* start *

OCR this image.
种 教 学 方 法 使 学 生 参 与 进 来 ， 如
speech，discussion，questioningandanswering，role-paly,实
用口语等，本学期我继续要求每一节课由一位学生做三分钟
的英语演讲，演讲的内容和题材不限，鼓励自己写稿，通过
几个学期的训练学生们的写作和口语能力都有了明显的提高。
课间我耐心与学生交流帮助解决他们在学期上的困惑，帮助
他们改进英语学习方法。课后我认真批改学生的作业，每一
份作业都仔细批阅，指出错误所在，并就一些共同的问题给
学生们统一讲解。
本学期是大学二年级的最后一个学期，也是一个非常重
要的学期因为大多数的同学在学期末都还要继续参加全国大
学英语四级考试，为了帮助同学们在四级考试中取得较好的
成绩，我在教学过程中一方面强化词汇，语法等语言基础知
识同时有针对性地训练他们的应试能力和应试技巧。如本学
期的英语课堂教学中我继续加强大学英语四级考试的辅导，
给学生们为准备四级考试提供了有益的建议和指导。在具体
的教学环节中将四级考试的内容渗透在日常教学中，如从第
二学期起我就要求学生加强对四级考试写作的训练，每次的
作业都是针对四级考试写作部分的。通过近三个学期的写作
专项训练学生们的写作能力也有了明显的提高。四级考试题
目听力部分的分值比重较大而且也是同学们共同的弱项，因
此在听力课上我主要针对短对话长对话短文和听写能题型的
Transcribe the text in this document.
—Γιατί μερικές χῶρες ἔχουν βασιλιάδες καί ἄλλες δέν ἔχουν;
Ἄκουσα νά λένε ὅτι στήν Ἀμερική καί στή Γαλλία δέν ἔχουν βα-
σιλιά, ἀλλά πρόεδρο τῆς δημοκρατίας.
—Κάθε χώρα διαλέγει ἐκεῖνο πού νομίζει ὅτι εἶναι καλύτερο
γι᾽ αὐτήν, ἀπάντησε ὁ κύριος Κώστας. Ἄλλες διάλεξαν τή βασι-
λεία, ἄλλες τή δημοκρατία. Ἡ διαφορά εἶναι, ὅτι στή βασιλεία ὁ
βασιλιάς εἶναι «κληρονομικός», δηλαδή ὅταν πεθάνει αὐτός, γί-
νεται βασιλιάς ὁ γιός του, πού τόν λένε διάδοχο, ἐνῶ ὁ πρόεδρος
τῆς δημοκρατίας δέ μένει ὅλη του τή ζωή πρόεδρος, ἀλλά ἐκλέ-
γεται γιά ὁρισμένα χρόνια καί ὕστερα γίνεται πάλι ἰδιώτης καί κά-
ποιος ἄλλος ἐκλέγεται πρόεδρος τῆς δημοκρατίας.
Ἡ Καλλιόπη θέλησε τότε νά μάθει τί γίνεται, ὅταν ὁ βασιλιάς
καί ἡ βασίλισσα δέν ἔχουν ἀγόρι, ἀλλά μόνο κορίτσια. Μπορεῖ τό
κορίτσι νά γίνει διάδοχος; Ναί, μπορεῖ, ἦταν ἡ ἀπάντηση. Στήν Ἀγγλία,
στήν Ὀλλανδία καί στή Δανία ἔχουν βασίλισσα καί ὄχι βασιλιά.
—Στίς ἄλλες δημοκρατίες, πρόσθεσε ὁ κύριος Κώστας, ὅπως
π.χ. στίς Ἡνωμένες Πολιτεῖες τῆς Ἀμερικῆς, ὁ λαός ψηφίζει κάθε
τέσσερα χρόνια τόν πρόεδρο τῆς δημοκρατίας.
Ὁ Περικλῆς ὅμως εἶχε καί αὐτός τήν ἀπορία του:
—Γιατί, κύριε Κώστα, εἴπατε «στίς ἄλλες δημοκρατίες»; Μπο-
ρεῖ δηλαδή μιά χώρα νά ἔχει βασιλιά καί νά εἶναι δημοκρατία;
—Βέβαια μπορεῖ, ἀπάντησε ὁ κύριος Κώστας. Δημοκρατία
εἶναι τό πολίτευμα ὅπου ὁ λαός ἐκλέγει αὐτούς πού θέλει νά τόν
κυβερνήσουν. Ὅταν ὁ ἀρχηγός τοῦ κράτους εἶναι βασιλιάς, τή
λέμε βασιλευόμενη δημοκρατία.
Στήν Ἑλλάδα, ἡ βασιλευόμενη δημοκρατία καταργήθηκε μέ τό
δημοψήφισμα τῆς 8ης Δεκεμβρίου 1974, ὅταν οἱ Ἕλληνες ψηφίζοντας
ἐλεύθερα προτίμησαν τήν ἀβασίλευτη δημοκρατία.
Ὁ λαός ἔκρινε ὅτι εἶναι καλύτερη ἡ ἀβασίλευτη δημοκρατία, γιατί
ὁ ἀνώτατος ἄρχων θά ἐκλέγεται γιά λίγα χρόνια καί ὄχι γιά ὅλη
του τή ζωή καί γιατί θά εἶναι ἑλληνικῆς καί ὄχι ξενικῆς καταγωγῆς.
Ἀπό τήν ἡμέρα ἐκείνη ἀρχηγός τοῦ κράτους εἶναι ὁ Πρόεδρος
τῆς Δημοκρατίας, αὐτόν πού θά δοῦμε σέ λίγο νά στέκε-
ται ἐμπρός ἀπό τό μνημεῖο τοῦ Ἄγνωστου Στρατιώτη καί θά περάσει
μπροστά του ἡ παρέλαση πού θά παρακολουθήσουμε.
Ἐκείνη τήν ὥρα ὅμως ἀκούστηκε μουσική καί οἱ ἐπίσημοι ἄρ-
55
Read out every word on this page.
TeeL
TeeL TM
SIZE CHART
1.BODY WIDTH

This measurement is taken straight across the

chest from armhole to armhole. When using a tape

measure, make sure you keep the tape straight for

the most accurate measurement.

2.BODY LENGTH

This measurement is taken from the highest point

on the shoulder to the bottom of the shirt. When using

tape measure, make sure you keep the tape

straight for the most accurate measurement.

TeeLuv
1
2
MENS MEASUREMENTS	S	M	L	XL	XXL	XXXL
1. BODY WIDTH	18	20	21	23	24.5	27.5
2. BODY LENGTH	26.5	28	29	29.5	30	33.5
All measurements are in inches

* end *

*OBJECTIVE*
Print the material verbatim, all of it.

*WORKED SOLUTION*
OCR this image.
种 教 学 方 法 使 学 生 参 与 进 来 ， 如
speech，discussion，questioningandanswering，role-paly,实
用口语等，本学期我继续要求每一节课由一位学生做三分钟
的英语演讲，演讲的内容和题材不限，鼓励自己写稿，通过
几个学期的训练学生们的写作和口语能力都有了明显的提高。
课间我耐心与学生交流帮助解决他们在学期上的困惑，帮助
他们改进英语学习方法。课后我认真批改学生的作业，每一
份作业都仔细批阅，指出错误所在，并就一些共同的问题给
学生们统一讲解。
本学期是大学二年级的最后一个学期，也是一个非常重
要的学期因为大多数的同学在学期末都还要继续参加全国大
学英语四级考试，为了帮助同学们在四级考试中取得较好的
成绩，我在教学过程中一方面强化词汇，语法等语言基础知
识同时有针对性地训练他们的应试能力和应试技巧。如本学
期的英语课堂教学中我继续加强大学英语四级考试的辅导，
给学生们为准备四级考试提供了有益的建议和指导。在具体
的教学环节中将四级考试的内容渗透在日常教学中，如从第
二学期起我就要求学生加强对四级考试写作的训练，每次的
作业都是针对四级考试写作部分的。通过近三个学期的写作
专项训练学生们的写作能力也有了明显的提高。四级考试题
目听力部分的分值比重较大而且也是同学们共同的弱项，因
此在听力课上我主要针对短对话长对话短文和听写能题型的
Transcribe the text in this document.
—Γιατί μερικές χῶρες ἔχουν βασιλιάδες καί ἄλλες δέν ἔχουν;
Ἄκουσα νά λένε ὅτι στήν Ἀμερική καί στή Γαλλία δέν ἔχουν βα-
σιλιά, ἀλλά πρόεδρο τῆς δημοκρατίας.
—Κάθε χώρα διαλέγει ἐκεῖνο πού νομίζει ὅτι εἶναι καλύτερο
γι᾽ αὐτήν, ἀπάντησε ὁ κύριος Κώστας. Ἄλλες διάλεξαν τή βασι-
λεία, ἄλλες τή δημοκρατία. Ἡ διαφορά εἶναι, ὅτι στή βασιλεία ὁ
βασιλιάς εἶναι «κληρονομικός», δηλαδή ὅταν πεθάνει αὐτός, γί-
νεται βασιλιάς ὁ γιός του, πού τόν λένε διάδοχο, ἐνῶ ὁ πρόεδρος
τῆς δημοκρατίας δέ μένει ὅλη του τή ζωή πρόεδρος, ἀλλά ἐκλέ-
γεται γιά ὁρισμένα χρόνια καί ὕστερα γίνεται πάλι ἰδιώτης καί κά-
ποιος ἄλλος ἐκλέγεται πρόεδρος τῆς δημοκρατίας.
Ἡ Καλλιόπη θέλησε τότε νά μάθει τί γίνεται, ὅταν ὁ βασιλιάς
καί ἡ βασίλισσα δέν ἔχουν ἀγόρι, ἀλλά μόνο κορίτσια. Μπορεῖ τό
κορίτσι νά γίνει διάδοχος; Ναί, μπορεῖ, ἦταν ἡ ἀπάντηση. Στήν Ἀγγλία,
στήν Ὀλλανδία καί στή Δανία ἔχουν βασίλισσα καί ὄχι βασιλιά.
—Στίς ἄλλες δημοκρατίες, πρόσθεσε ὁ κύριος Κώστας, ὅπως
π.χ. στίς Ἡνωμένες Πολιτεῖες τῆς Ἀμερικῆς, ὁ λαός ψηφίζει κάθε
τέσσερα χρόνια τόν πρόεδρο τῆς δημοκρατίας.
Ὁ Περικλῆς ὅμως εἶχε καί αὐτός τήν ἀπορία του:
—Γιατί, κύριε Κώστα, εἴπατε «στίς ἄλλες δημοκρατίες»; Μπο-
ρεῖ δηλαδή μιά χώρα νά ἔχει βασιλιά καί νά εἶναι δημοκρατία;
—Βέβαια μπορεῖ, ἀπάντησε ὁ κύριος Κώστας. Δημοκρατία
εἶναι τό πολίτευμα ὅπου ὁ λαός ἐκλέγει αὐτούς πού θέλει νά τόν
κυβερνήσουν. Ὅταν ὁ ἀρχηγός τοῦ κράτους εἶναι βασιλιάς, τή
λέμε βασιλευόμενη δημοκρατία.
Στήν Ἑλλάδα, ἡ βασιλευόμενη δημοκρατία καταργήθηκε μέ τό
δημοψήφισμα τῆς 8ης Δεκεμβρίου 1974, ὅταν οἱ Ἕλληνες ψηφίζοντας
ἐλεύθερα προτίμησαν τήν ἀβασίλευτη δημοκρατία.
Ὁ λαός ἔκρινε ὅτι εἶναι καλύτερη ἡ ἀβασίλευτη δημοκρατία, γιατί
ὁ ἀνώτατος ἄρχων θά ἐκλέγεται γιά λίγα χρόνια καί ὄχι γιά ὅλη
του τή ζωή καί γιατί θά εἶναι ἑλληνικῆς καί ὄχι ξενικῆς καταγωγῆς.
Ἀπό τήν ἡμέρα ἐκείνη ἀρχηγός τοῦ κράτους εἶναι ὁ Πρόεδρος
τῆς Δημοκρατίας, αὐτόν πού θά δοῦμε σέ λίγο νά στέκε-
ται ἐμπρός ἀπό τό μνημεῖο τοῦ Ἄγνωστου Στρατιώτη καί θά περάσει
μπροστά του ἡ παρέλαση πού θά παρακολουθήσουμε.
Ἐκείνη τήν ὥρα ὅμως ἀκούστηκε μουσική καί οἱ ἐπίσημοι ἄρ-
55
Read out every word on this page.
TeeL
TeeL TM
SIZE CHART
1.BODY WIDTH

This measurement is taken straight across the

chest from armhole to armhole. When using a tape

measure, make sure you keep the tape straight for

the most accurate measurement.

2.BODY LENGTH

This measurement is taken from the highest point

on the shoulder to the bottom of the shirt. When using

tape measure, make sure you keep the tape

straight for the most accurate measurement.

TeeLuv
1
2
MENS MEASUREMENTS	S	M	L	XL	XXL	XXXL
1. BODY WIDTH	18	20	21	23	24.5	27.5
2. BODY LENGTH	26.5	28	29	29.5	30	33.5
All measurements are in inches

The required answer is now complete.